*Required task*
Scan the listing below and copy every line holding "सदरच".

[Saved entries]
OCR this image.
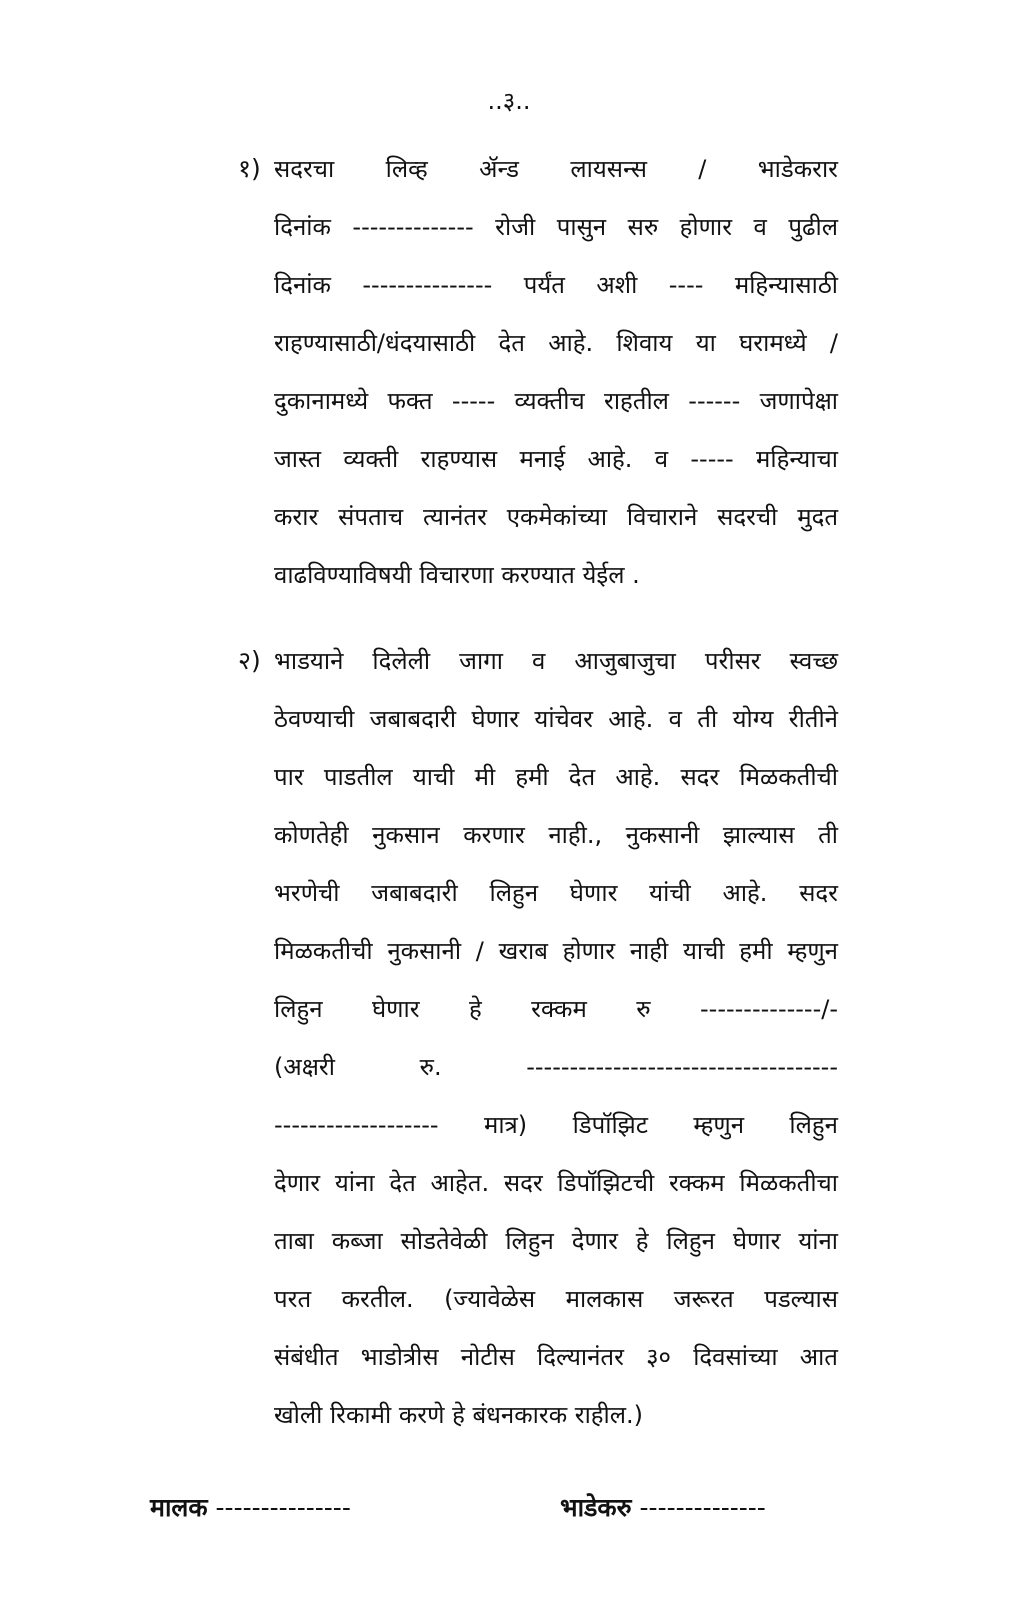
..३..
१) सदरचा लिव्ह ॲन्ड लायसन्स / भाडेकरार
दिनांक -------------- रोजी पासुन सरु होणार व पुढील
दिनांक --------------- पर्यंत अशी ---- महिन्यासाठी
राहण्यासाठी/धंदयासाठी देत आहे. शिवाय या घरामध्ये /
दुकानामध्ये फक्त ----- व्यक्तीच राहतील ------ जणापेक्षा
जास्त व्यक्ती राहण्यास मनाई आहे. व ----- महिन्याचा
करार संपताच त्यानंतर एकमेकांच्या विचाराने सदरची मुदत
वाढविण्याविषयी विचारणा करण्यात येईल .
२) भाडयाने दिलेली जागा व आजुबाजुचा परीसर स्वच्छ
ठेवण्याची जबाबदारी घेणार यांचेवर आहे. व ती योग्य रीतीने
पार पाडतील याची मी हमी देत आहे. सदर मिळकतीची
कोणतेही नुकसान करणार नाही., नुकसानी झाल्यास ती
भरणेची जबाबदारी लिहुन घेणार यांची आहे. सदर
मिळकतीची नुकसानी / खराब होणार नाही याची हमी म्हणुन
लिहुन घेणार हे रक्कम रु --------------/-
(अक्षरी रु. ------------------------------------
------------------- मात्र) डिपॉझिट म्हणुन लिहुन
देणार यांना देत आहेत. सदर डिपॉझिटची रक्कम मिळकतीचा
ताबा कब्जा सोडतेवेळी लिहुन देणार हे लिहुन घेणार यांना
परत करतील. (ज्यावेळेस मालकास जरूरत पडल्यास
संबंधीत भाडोत्रीस नोटीस दिल्यानंतर ३० दिवसांच्या आत
खोली रिकामी करणे हे बंधनकारक राहील.)
मालक ---------------	भाडेकरु --------------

*Written reply*
१) सदरचा लिव्ह ॲन्ड लायसन्स / भाडेकरार
करार संपताच त्यानंतर एकमेकांच्या विचाराने सदरची मुदत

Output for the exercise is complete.